[start of Data for this task]
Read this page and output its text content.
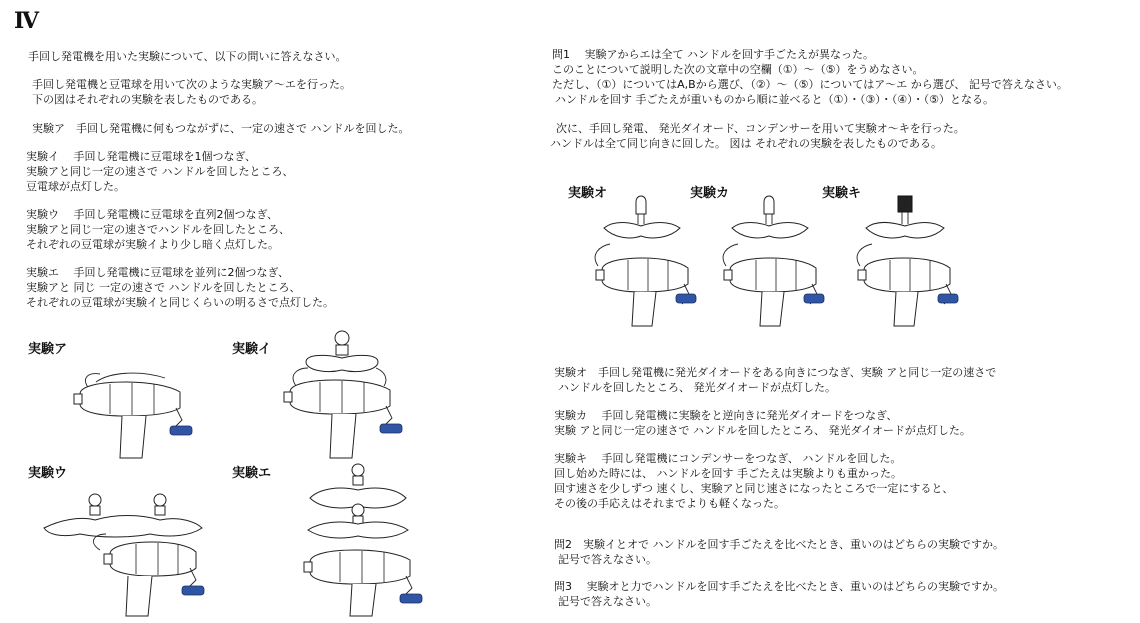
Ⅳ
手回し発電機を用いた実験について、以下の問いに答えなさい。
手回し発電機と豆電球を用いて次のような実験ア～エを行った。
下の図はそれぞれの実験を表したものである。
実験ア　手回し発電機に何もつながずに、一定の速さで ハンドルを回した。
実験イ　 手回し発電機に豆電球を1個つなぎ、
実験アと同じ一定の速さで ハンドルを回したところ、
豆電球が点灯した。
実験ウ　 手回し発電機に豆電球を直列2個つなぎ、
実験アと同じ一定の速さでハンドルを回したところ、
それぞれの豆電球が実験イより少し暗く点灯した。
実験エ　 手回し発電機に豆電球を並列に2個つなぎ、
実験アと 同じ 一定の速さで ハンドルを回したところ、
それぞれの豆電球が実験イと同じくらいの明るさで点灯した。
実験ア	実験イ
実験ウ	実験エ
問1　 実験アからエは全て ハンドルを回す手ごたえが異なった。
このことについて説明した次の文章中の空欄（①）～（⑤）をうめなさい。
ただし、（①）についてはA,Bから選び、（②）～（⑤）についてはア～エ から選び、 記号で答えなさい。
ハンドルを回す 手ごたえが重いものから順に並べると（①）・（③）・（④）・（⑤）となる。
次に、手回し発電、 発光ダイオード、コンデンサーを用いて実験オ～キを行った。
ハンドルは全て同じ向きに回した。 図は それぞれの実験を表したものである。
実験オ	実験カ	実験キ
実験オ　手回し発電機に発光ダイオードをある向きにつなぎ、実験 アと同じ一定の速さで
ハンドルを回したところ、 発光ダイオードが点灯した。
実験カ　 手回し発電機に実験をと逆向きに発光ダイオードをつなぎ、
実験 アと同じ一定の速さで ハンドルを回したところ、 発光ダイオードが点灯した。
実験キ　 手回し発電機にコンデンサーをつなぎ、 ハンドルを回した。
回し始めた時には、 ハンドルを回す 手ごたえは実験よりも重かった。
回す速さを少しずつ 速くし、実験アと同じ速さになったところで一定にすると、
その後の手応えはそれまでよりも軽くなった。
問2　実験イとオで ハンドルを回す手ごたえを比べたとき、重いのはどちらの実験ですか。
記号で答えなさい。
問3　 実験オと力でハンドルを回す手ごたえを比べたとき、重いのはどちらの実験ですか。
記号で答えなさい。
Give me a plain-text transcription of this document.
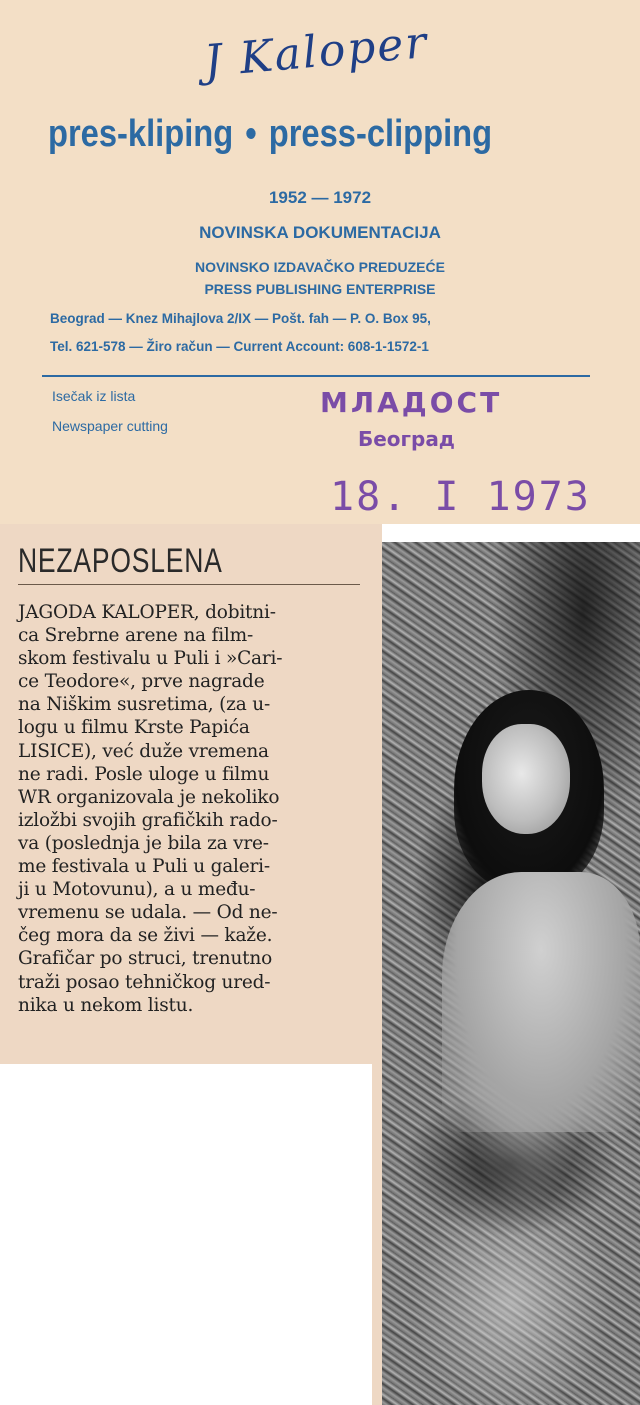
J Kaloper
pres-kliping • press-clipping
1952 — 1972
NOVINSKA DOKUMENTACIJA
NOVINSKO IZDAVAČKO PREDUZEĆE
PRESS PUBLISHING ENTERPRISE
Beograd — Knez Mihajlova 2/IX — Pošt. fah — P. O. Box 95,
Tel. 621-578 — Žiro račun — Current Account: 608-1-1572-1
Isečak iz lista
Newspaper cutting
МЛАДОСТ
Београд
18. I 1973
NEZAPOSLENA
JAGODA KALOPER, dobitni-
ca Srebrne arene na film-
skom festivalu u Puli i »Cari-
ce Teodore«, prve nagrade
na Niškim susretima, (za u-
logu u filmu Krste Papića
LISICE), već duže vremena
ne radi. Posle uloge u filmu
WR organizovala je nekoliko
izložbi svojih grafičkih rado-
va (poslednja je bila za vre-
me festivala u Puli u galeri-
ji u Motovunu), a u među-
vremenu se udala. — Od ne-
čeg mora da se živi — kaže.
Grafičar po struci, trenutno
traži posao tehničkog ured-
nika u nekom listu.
[end of Data for this task]
■ Given problem ■
Without the pictures, write out the whole listing above exactly as it appears.

■ Task solution ■
Read this page and output its text content.
Ⅳ
手回し発電機を用いた実験について、以下の問いに答えなさい。
手回し発電機と豆電球を用いて次のような実験ア～エを行った。
下の図はそれぞれの実験を表したものである。
実験ア　手回し発電機に何もつながずに、一定の速さで ハンドルを回した。
実験イ　 手回し発電機に豆電球を1個つなぎ、
実験アと同じ一定の速さで ハンドルを回したところ、
豆電球が点灯した。
実験ウ　 手回し発電機に豆電球を直列2個つなぎ、
実験アと同じ一定の速さでハンドルを回したところ、
それぞれの豆電球が実験イより少し暗く点灯した。
実験エ　 手回し発電機に豆電球を並列に2個つなぎ、
実験アと 同じ 一定の速さで ハンドルを回したところ、
それぞれの豆電球が実験イと同じくらいの明るさで点灯した。
実験ア	実験イ
実験ウ	実験エ
問1　 実験アからエは全て ハンドルを回す手ごたえが異なった。
このことについて説明した次の文章中の空欄（①）～（⑤）をうめなさい。
ただし、（①）についてはA,Bから選び、（②）～（⑤）についてはア～エ から選び、 記号で答えなさい。
ハンドルを回す 手ごたえが重いものから順に並べると（①）・（③）・（④）・（⑤）となる。
次に、手回し発電、 発光ダイオード、コンデンサーを用いて実験オ～キを行った。
ハンドルは全て同じ向きに回した。 図は それぞれの実験を表したものである。
実験オ	実験カ	実験キ
実験オ　手回し発電機に発光ダイオードをある向きにつなぎ、実験 アと同じ一定の速さで
ハンドルを回したところ、 発光ダイオードが点灯した。
実験カ　 手回し発電機に実験をと逆向きに発光ダイオードをつなぎ、
実験 アと同じ一定の速さで ハンドルを回したところ、 発光ダイオードが点灯した。
実験キ　 手回し発電機にコンデンサーをつなぎ、 ハンドルを回した。
回し始めた時には、 ハンドルを回す 手ごたえは実験よりも重かった。
回す速さを少しずつ 速くし、実験アと同じ速さになったところで一定にすると、
その後の手応えはそれまでよりも軽くなった。
問2　実験イとオで ハンドルを回す手ごたえを比べたとき、重いのはどちらの実験ですか。
記号で答えなさい。
問3　 実験オと力でハンドルを回す手ごたえを比べたとき、重いのはどちらの実験ですか。
記号で答えなさい。
Give me a plain-text transcription of this document.
J Kaloper
pres-kliping • press-clipping
1952 — 1972
NOVINSKA DOKUMENTACIJA
NOVINSKO IZDAVAČKO PREDUZEĆE
PRESS PUBLISHING ENTERPRISE
Beograd — Knez Mihajlova 2/IX — Pošt. fah — P. O. Box 95,
Tel. 621-578 — Žiro račun — Current Account: 608-1-1572-1
Isečak iz lista
Newspaper cutting
МЛАДОСТ
Београд
18. I 1973
NEZAPOSLENA
JAGODA KALOPER, dobitni-
ca Srebrne arene na film-
skom festivalu u Puli i »Cari-
ce Teodore«, prve nagrade
na Niškim susretima, (za u-
logu u filmu Krste Papića
LISICE), već duže vremena
ne radi. Posle uloge u filmu
WR organizovala je nekoliko
izložbi svojih grafičkih rado-
va (poslednja je bila za vre-
me festivala u Puli u galeri-
ji u Motovunu), a u među-
vremenu se udala. — Od ne-
čeg mora da se živi — kaže.
Grafičar po struci, trenutno
traži posao tehničkog ured-
nika u nekom listu.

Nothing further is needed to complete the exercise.